Each record below is to be reproduced without any change.
▼
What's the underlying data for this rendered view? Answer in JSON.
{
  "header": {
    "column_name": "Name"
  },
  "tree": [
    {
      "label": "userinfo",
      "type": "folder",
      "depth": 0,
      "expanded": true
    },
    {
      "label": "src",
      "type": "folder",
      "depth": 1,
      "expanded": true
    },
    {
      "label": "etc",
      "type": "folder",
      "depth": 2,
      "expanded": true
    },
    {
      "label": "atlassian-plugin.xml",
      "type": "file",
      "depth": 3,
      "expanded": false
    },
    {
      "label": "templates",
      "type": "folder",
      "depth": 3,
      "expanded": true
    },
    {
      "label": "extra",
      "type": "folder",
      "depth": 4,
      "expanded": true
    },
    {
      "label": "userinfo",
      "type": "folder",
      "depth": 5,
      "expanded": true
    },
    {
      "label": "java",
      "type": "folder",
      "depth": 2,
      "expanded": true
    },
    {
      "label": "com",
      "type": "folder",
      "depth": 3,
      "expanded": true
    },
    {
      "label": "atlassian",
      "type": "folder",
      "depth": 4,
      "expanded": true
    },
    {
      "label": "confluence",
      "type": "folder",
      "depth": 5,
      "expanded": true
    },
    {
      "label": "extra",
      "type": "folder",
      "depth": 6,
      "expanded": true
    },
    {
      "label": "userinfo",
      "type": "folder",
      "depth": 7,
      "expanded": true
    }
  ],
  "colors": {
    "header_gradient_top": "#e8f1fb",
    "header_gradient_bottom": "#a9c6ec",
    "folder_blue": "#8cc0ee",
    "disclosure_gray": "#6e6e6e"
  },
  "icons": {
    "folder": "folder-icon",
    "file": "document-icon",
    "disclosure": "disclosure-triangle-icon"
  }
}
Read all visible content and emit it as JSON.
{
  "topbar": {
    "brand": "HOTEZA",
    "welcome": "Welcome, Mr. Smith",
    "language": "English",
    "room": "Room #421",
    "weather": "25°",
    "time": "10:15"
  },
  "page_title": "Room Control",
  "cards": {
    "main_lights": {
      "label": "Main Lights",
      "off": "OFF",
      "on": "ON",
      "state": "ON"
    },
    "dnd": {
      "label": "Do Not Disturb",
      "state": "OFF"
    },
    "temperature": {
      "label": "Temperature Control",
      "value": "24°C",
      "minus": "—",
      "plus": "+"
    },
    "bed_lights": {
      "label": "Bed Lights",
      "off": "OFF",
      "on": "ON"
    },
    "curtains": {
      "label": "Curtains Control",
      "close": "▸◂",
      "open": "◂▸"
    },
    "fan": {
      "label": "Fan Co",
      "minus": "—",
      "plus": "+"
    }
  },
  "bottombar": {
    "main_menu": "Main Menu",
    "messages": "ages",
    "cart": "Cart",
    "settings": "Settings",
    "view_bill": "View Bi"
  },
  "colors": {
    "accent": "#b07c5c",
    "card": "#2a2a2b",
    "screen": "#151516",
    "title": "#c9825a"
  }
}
▲
▶ REPLY:
What's the underlying data for this rendered view? Answer in JSON.
{
  "header": {
    "column_name": "Name"
  },
  "tree": [
    {
      "label": "userinfo",
      "type": "folder",
      "depth": 0,
      "expanded": true
    },
    {
      "label": "src",
      "type": "folder",
      "depth": 1,
      "expanded": true
    },
    {
      "label": "etc",
      "type": "folder",
      "depth": 2,
      "expanded": true
    },
    {
      "label": "atlassian-plugin.xml",
      "type": "file",
      "depth": 3,
      "expanded": false
    },
    {
      "label": "templates",
      "type": "folder",
      "depth": 3,
      "expanded": true
    },
    {
      "label": "extra",
      "type": "folder",
      "depth": 4,
      "expanded": true
    },
    {
      "label": "userinfo",
      "type": "folder",
      "depth": 5,
      "expanded": true
    },
    {
      "label": "java",
      "type": "folder",
      "depth": 2,
      "expanded": true
    },
    {
      "label": "com",
      "type": "folder",
      "depth": 3,
      "expanded": true
    },
    {
      "label": "atlassian",
      "type": "folder",
      "depth": 4,
      "expanded": true
    },
    {
      "label": "confluence",
      "type": "folder",
      "depth": 5,
      "expanded": true
    },
    {
      "label": "extra",
      "type": "folder",
      "depth": 6,
      "expanded": true
    },
    {
      "label": "userinfo",
      "type": "folder",
      "depth": 7,
      "expanded": true
    }
  ],
  "colors": {
    "header_gradient_top": "#e8f1fb",
    "header_gradient_bottom": "#a9c6ec",
    "folder_blue": "#8cc0ee",
    "disclosure_gray": "#6e6e6e"
  },
  "icons": {
    "folder": "folder-icon",
    "file": "document-icon",
    "disclosure": "disclosure-triangle-icon"
  }
}
Read all visible content and emit it as JSON.
{
  "topbar": {
    "brand": "HOTEZA",
    "welcome": "Welcome, Mr. Smith",
    "language": "English",
    "room": "Room #421",
    "weather": "25°",
    "time": "10:15"
  },
  "page_title": "Room Control",
  "cards": {
    "main_lights": {
      "label": "Main Lights",
      "off": "OFF",
      "on": "ON",
      "state": "ON"
    },
    "dnd": {
      "label": "Do Not Disturb",
      "state": "OFF"
    },
    "temperature": {
      "label": "Temperature Control",
      "value": "24°C",
      "minus": "—",
      "plus": "+"
    },
    "bed_lights": {
      "label": "Bed Lights",
      "off": "OFF",
      "on": "ON"
    },
    "curtains": {
      "label": "Curtains Control",
      "close": "▸◂",
      "open": "◂▸"
    },
    "fan": {
      "label": "Fan Co",
      "minus": "—",
      "plus": "+"
    }
  },
  "bottombar": {
    "main_menu": "Main Menu",
    "messages": "ages",
    "cart": "Cart",
    "settings": "Settings",
    "view_bill": "View Bi"
  },
  "colors": {
    "accent": "#b07c5c",
    "card": "#2a2a2b",
    "screen": "#151516",
    "title": "#c9825a"
  }
}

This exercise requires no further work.